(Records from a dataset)
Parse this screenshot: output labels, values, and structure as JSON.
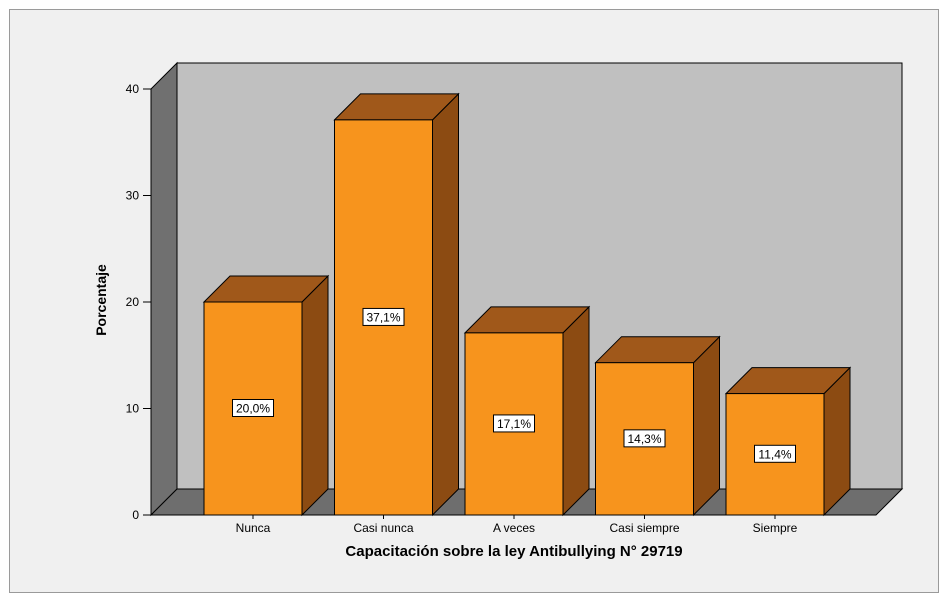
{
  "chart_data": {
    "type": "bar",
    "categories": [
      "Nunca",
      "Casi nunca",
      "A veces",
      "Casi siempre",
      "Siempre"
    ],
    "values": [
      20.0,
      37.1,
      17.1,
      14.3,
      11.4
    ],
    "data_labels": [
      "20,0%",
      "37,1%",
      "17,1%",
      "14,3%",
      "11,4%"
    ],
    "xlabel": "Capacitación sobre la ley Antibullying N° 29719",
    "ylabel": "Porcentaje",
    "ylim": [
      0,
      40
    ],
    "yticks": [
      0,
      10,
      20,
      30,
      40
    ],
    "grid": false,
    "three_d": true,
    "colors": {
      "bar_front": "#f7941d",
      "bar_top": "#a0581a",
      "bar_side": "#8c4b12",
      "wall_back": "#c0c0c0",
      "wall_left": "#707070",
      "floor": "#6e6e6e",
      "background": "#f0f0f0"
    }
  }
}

» **GIVEN REQUEST**
Scan the material above for the word "values". Copy each line where it occurs.

» **WRITTEN ANSWER**
Parse this screenshot: output labels, values, and structure as JSON.
    "values": [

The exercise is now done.